Copy all of the records below verbatim.

-- start Available records --

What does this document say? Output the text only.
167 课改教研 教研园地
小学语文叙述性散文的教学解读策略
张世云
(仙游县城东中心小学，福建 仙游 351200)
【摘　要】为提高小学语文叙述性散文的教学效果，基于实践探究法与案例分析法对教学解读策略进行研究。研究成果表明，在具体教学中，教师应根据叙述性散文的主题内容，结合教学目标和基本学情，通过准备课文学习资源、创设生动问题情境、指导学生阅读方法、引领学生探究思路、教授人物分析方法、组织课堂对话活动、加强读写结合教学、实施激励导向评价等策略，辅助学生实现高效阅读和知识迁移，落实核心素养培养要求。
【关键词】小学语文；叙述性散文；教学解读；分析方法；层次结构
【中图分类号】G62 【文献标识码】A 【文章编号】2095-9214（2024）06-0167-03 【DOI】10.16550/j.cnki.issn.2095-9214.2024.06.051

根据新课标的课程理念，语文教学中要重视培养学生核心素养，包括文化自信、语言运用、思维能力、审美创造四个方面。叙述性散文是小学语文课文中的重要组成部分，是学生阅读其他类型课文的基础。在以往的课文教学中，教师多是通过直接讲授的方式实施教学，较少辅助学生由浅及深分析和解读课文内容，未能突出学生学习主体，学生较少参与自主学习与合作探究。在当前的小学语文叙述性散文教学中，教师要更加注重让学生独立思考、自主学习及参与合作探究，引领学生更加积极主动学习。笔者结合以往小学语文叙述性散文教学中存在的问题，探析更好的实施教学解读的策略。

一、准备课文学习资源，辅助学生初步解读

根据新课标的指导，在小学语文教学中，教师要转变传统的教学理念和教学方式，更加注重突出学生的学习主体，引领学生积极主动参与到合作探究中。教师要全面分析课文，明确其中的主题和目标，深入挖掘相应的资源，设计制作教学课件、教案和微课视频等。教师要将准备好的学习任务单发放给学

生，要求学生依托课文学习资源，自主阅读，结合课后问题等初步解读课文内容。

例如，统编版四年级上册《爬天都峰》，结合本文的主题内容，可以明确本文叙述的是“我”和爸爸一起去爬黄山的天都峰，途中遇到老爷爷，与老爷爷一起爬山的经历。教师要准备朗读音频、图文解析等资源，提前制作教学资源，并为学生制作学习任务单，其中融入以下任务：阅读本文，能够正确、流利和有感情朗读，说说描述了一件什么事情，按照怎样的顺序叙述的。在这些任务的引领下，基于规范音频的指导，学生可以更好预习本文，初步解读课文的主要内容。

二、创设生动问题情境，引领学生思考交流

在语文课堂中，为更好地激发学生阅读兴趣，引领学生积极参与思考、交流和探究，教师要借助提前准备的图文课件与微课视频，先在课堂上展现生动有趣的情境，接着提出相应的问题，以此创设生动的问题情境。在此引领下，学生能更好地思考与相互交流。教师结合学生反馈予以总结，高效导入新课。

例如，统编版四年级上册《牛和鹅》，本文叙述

-- end Available records --

* [Response]
What does this document say? Output the text only.
167 课改教研 教研园地
小学语文叙述性散文的教学解读策略
张世云
(仙游县城东中心小学，福建 仙游 351200)
【摘　要】为提高小学语文叙述性散文的教学效果，基于实践探究法与案例分析法对教学解读策略进行研究。研究成果表明，在具体教学中，教师应根据叙述性散文的主题内容，结合教学目标和基本学情，通过准备课文学习资源、创设生动问题情境、指导学生阅读方法、引领学生探究思路、教授人物分析方法、组织课堂对话活动、加强读写结合教学、实施激励导向评价等策略，辅助学生实现高效阅读和知识迁移，落实核心素养培养要求。
【关键词】小学语文；叙述性散文；教学解读；分析方法；层次结构
【中图分类号】G62 【文献标识码】A 【文章编号】2095-9214（2024）06-0167-03 【DOI】10.16550/j.cnki.issn.2095-9214.2024.06.051

根据新课标的课程理念，语文教学中要重视培养学生核心素养，包括文化自信、语言运用、思维能力、审美创造四个方面。叙述性散文是小学语文课文中的重要组成部分，是学生阅读其他类型课文的基础。在以往的课文教学中，教师多是通过直接讲授的方式实施教学，较少辅助学生由浅及深分析和解读课文内容，未能突出学生学习主体，学生较少参与自主学习与合作探究。在当前的小学语文叙述性散文教学中，教师要更加注重让学生独立思考、自主学习及参与合作探究，引领学生更加积极主动学习。笔者结合以往小学语文叙述性散文教学中存在的问题，探析更好的实施教学解读的策略。

一、准备课文学习资源，辅助学生初步解读

根据新课标的指导，在小学语文教学中，教师要转变传统的教学理念和教学方式，更加注重突出学生的学习主体，引领学生积极主动参与到合作探究中。教师要全面分析课文，明确其中的主题和目标，深入挖掘相应的资源，设计制作教学课件、教案和微课视频等。教师要将准备好的学习任务单发放给学

生，要求学生依托课文学习资源，自主阅读，结合课后问题等初步解读课文内容。

例如，统编版四年级上册《爬天都峰》，结合本文的主题内容，可以明确本文叙述的是“我”和爸爸一起去爬黄山的天都峰，途中遇到老爷爷，与老爷爷一起爬山的经历。教师要准备朗读音频、图文解析等资源，提前制作教学资源，并为学生制作学习任务单，其中融入以下任务：阅读本文，能够正确、流利和有感情朗读，说说描述了一件什么事情，按照怎样的顺序叙述的。在这些任务的引领下，基于规范音频的指导，学生可以更好预习本文，初步解读课文的主要内容。

二、创设生动问题情境，引领学生思考交流

在语文课堂中，为更好地激发学生阅读兴趣，引领学生积极参与思考、交流和探究，教师要借助提前准备的图文课件与微课视频，先在课堂上展现生动有趣的情境，接着提出相应的问题，以此创设生动的问题情境。在此引领下，学生能更好地思考与相互交流。教师结合学生反馈予以总结，高效导入新课。

例如，统编版四年级上册《牛和鹅》，本文叙述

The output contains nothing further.